**SOURCE**
- - -
Question

Consider a fluid with mean inlet temperature Ti flowing through a tube of diameter D and length L, at a mass flow rate m'. The tube is subjected to a surface heat flux that can be expressed as q(x)= a + bsin(xpi/L), where a and b are constants. Determine an expression for the mean temperature of the fluid as a function of the x-coordinate.

Answer 1

`T_m(x) = T_i+\frac{\pi D}{\dot{m}c_p}(ax+(bL)/(\pi)-(bL)/(\pi)cos((x\pi)/(L)))`

Step-by-step explanation:

Our data given are:

`T_i =` Mean temperature (inlet)
- - -
**MATERIAL PROVIDED**

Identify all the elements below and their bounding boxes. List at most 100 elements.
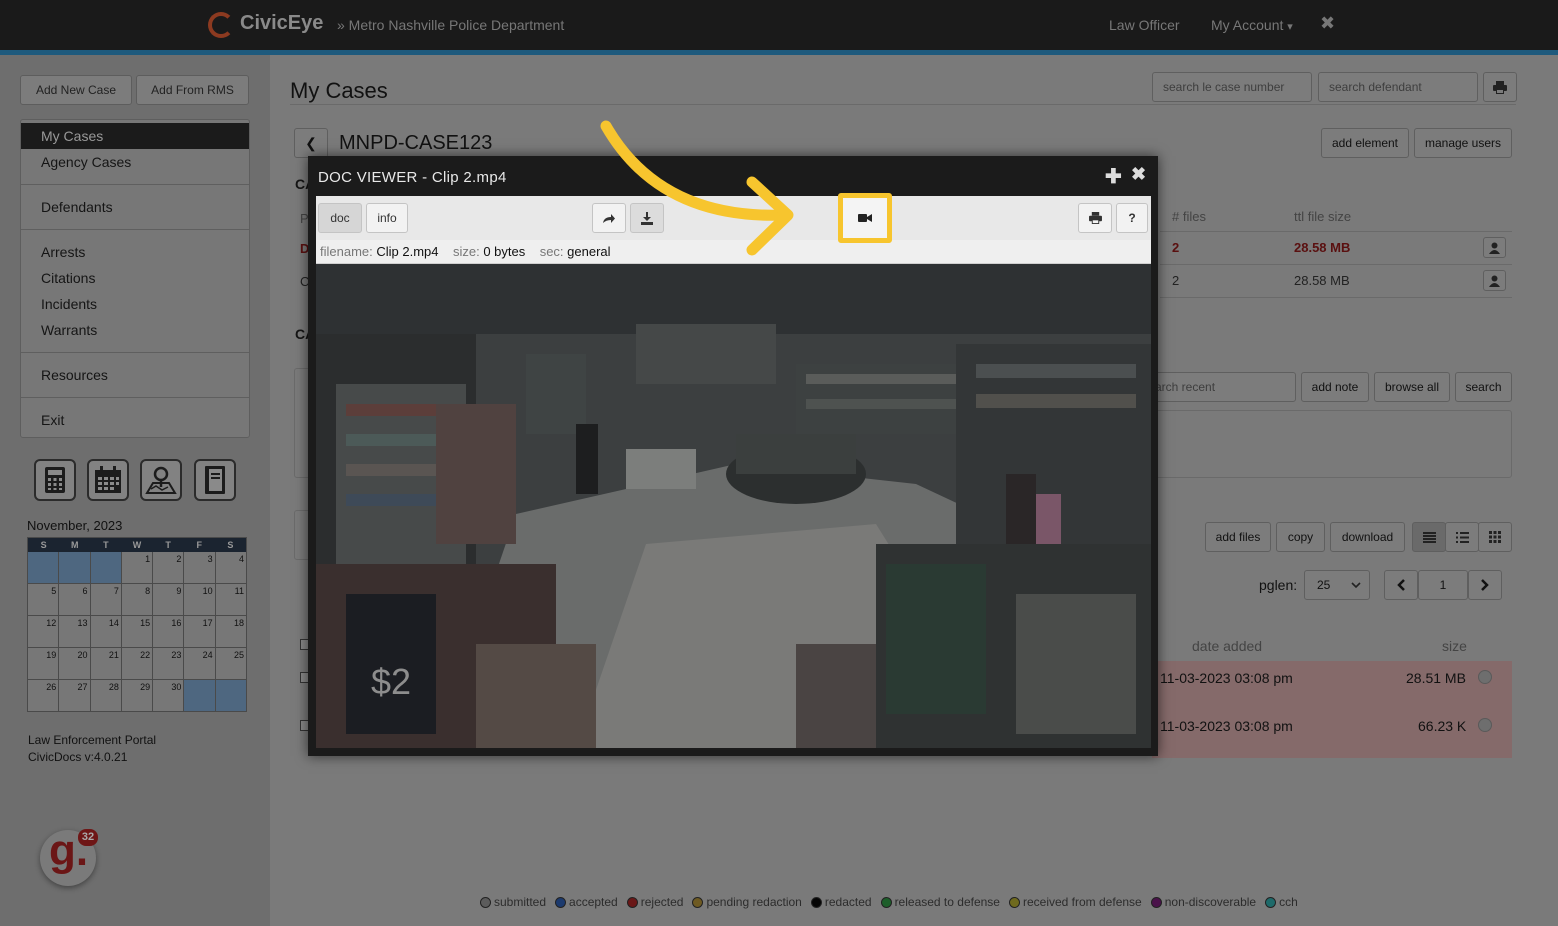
- - -
**BRIEF**
Print the heated-tube temperature problem from above in full, with every line unchanged.

**SOLUTION TO THIS PROBLEM**
Question

Consider a fluid with mean inlet temperature Ti flowing through a tube of diameter D and length L, at a mass flow rate m'. The tube is subjected to a surface heat flux that can be expressed as q(x)= a + bsin(xpi/L), where a and b are constants. Determine an expression for the mean temperature of the fluid as a function of the x-coordinate.

Answer 1

`T_m(x) = T_i+\frac{\pi D}{\dot{m}c_p}(ax+(bL)/(\pi)-(bL)/(\pi)cos((x\pi)/(L)))`

Step-by-step explanation:

Our data given are:

`T_i =` Mean temperature (inlet)